Document passage:
• • • • • • •

Recently I had the opportunity to work with a management team of food producing company. The owners of Tree Island Gourmet Yogurt wanted:

  1. The team to work more independently in the daily management of the company so that the owners could devote more time to growing the business, and
  2. As they trust that the team, they also wanted the team to be more confident in their own abilities.

I was engaged to facilitate a six hour workshop using the LEGO® SERIOUS PLAY® methodology to:

  1. Help the team visualize and understand the overall system in which the business functions, and
  2. Simulate a few key “what-if” scenarios

The workshop journey started with understanding the individual roles within the team and within the general context of the company. The next step of the process was to define the actors that affect the business and their relative importance. This allowed us to create a system with which we could simulate through several key scenarios related to production and operational issues.

Participants building their models

Building the actors that influence the business.

• • • • • • •

Record list:
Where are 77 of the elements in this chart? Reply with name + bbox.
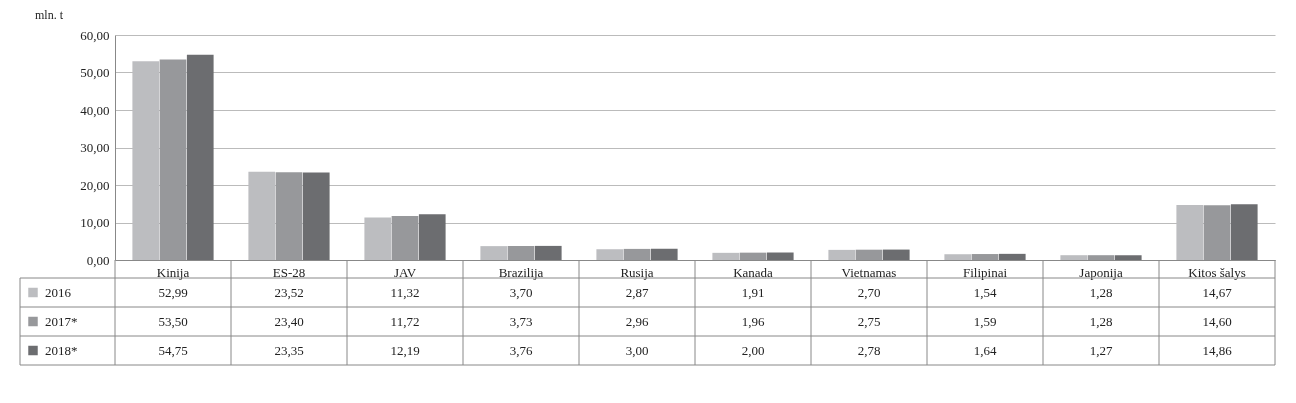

• • • • • • •

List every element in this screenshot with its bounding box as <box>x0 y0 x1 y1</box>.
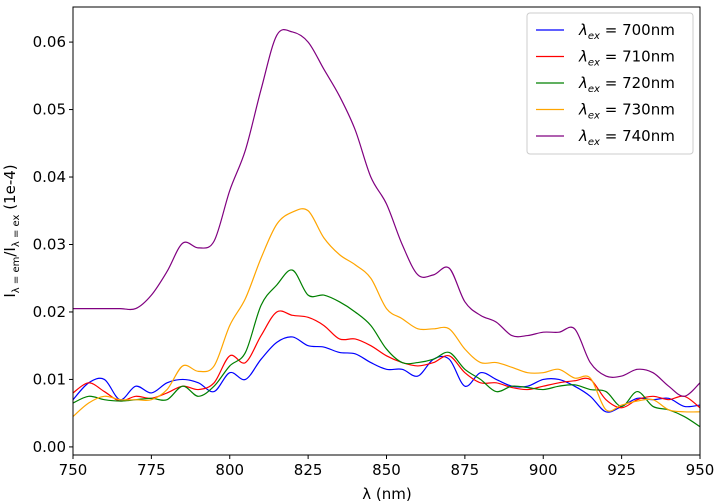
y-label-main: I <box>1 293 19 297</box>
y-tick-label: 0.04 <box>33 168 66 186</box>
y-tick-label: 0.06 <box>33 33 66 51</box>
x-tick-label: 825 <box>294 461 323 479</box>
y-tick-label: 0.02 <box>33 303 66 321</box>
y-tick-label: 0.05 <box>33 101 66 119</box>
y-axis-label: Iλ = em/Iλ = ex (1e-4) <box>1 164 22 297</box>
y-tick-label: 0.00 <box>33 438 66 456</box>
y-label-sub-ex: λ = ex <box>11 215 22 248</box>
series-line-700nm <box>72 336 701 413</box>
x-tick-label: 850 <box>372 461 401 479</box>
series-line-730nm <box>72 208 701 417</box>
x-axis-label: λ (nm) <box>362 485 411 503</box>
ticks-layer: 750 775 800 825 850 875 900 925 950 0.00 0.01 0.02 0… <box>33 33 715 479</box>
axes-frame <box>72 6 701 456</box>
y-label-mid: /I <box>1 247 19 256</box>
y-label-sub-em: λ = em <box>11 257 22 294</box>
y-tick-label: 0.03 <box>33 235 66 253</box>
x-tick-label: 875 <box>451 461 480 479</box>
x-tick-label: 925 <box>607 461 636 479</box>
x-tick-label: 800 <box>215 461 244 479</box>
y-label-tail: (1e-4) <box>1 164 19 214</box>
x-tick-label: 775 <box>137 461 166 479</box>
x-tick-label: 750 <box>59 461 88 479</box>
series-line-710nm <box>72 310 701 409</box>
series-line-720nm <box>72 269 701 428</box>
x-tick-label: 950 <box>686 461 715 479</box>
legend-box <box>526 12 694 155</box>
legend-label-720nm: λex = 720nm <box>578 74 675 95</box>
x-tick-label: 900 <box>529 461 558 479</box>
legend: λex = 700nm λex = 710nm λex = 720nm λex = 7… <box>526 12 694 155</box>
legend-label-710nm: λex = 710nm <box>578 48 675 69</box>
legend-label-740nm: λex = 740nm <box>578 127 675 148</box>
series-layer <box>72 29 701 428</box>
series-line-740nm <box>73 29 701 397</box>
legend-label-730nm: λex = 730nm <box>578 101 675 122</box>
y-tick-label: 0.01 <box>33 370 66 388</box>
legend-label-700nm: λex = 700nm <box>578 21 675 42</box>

• • • • • • •

Instructions to follow:
Continue the account of the LEGO® SERIOUS PLAY® workshop with the Tree Island Gourmet Yogurt team from the point at which it ends. The lines above are not required for this exercise.

Response to the task:
So, what did we uncover? The team discovered for themselves how an event in one area of the business cascades into other areas and how it impacts the overall business cash flow. They arrived to simple guiding principles that will help them guide their decisions during any event in the future. These principles also included key values of the team and the business. Just as important, the team learned more about one another in a very short period of time.

The insight for me was the power of first sharing our individual ideas and then collaboratively constructing a shared story. This gives unity and purpose, thereby enhancing engagement and alignment with the organization’s purpose.

I wish all the success for such a wonderful team and company … and if you ever see a tub of Tree Island Gourmet Yogurt on the shelve at your local store, get it! you won’t regret it.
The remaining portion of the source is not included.